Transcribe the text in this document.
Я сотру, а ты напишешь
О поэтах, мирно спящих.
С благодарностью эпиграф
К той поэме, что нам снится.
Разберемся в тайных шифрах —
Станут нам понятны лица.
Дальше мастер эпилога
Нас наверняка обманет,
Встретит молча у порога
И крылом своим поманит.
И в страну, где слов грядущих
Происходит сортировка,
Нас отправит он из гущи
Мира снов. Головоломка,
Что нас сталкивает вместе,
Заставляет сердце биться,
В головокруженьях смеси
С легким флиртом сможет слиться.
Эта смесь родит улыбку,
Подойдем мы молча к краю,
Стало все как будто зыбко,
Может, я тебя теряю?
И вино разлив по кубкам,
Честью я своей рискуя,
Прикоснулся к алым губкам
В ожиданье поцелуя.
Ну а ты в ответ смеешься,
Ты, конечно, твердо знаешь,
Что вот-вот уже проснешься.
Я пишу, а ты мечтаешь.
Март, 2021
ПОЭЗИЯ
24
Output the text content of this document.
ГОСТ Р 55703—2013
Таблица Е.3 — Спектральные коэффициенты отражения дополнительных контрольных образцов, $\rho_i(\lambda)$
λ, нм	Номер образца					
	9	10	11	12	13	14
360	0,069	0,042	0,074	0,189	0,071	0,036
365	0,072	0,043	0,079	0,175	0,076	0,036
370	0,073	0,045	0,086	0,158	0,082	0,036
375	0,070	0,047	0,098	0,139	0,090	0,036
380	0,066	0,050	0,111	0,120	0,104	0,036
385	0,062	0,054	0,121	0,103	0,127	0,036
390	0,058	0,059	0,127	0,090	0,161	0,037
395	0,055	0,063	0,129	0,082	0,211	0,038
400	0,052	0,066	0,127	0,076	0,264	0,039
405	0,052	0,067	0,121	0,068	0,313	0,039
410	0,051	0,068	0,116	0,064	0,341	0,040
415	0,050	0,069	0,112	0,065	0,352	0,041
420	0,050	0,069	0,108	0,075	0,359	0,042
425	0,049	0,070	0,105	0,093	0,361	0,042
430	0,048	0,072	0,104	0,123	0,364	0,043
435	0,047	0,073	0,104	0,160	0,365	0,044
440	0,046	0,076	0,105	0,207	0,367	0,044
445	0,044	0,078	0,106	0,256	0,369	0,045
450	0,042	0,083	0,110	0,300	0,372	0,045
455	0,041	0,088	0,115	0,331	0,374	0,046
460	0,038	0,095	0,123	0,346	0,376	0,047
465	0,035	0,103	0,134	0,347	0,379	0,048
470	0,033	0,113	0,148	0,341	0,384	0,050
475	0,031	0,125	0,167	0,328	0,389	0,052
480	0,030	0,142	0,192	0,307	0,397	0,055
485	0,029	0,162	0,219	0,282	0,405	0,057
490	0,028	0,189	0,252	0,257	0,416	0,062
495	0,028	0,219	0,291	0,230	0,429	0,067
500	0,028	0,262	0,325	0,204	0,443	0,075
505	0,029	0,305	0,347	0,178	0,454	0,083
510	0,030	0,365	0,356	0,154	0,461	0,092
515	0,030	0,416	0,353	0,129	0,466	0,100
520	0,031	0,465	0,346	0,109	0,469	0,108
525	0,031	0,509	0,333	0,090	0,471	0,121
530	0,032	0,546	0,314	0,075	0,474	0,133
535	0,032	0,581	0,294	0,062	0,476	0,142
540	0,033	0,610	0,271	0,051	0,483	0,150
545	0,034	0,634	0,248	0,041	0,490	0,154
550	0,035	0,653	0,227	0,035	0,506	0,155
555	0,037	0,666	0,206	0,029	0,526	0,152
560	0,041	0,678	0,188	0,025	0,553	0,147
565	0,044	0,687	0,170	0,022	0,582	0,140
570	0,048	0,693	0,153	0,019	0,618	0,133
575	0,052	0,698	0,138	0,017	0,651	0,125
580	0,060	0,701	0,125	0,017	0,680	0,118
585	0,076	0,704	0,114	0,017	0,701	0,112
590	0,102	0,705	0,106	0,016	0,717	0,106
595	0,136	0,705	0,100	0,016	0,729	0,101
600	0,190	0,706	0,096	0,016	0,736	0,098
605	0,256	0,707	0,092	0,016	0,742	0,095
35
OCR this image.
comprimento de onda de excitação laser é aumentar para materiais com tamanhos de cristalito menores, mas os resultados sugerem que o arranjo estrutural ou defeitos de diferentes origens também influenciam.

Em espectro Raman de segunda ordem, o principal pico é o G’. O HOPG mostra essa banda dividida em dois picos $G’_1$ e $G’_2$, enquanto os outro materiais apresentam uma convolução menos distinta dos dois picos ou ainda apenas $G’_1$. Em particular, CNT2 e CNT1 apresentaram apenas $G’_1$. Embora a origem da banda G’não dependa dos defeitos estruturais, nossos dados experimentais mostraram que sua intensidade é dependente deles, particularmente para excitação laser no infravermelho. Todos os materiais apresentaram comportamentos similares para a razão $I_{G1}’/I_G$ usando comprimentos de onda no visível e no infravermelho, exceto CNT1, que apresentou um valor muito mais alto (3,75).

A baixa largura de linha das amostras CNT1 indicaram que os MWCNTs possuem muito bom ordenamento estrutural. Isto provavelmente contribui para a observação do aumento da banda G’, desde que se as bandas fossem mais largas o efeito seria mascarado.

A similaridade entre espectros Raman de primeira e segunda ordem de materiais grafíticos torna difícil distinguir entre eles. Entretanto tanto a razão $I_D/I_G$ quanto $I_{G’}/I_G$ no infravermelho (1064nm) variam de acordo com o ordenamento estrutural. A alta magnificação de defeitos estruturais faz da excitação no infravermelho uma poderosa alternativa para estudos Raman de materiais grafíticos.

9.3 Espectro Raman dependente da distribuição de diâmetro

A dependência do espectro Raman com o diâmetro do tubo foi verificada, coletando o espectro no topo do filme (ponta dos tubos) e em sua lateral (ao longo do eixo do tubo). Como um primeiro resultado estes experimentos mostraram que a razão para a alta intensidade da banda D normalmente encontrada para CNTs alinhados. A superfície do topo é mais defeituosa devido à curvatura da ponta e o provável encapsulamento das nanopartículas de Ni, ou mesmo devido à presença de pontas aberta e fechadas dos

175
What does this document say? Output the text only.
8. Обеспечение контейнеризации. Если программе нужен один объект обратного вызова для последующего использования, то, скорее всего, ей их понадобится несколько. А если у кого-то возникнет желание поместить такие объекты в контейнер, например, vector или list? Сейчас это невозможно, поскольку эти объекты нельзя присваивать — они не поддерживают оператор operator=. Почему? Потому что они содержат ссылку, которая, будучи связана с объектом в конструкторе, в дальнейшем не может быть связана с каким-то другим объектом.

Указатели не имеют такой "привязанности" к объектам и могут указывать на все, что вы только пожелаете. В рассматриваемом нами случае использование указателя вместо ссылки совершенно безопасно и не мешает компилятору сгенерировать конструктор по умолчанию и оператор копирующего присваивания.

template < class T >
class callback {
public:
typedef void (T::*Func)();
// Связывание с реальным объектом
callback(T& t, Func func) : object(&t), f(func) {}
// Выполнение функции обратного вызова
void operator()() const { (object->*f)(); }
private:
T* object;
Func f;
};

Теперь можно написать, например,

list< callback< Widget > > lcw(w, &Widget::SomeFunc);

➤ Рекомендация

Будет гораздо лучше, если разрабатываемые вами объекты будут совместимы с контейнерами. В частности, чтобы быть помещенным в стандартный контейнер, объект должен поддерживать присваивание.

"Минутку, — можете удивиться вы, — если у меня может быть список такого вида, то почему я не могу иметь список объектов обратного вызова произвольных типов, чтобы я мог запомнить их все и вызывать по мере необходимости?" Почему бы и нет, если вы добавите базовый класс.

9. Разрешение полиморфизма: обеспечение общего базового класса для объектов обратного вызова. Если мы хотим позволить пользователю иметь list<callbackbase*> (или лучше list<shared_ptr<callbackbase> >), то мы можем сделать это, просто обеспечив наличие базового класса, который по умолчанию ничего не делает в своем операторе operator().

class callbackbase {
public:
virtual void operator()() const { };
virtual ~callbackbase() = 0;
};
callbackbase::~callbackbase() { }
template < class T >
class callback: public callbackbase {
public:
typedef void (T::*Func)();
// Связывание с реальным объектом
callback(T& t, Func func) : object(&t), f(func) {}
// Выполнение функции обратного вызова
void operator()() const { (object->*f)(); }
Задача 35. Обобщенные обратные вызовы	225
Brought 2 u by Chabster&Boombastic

◇ ◇ ◇

◆ PROMPT: Provide only the count of lines in the material above that hold the word "document".

◆ RESULT BELOW: 3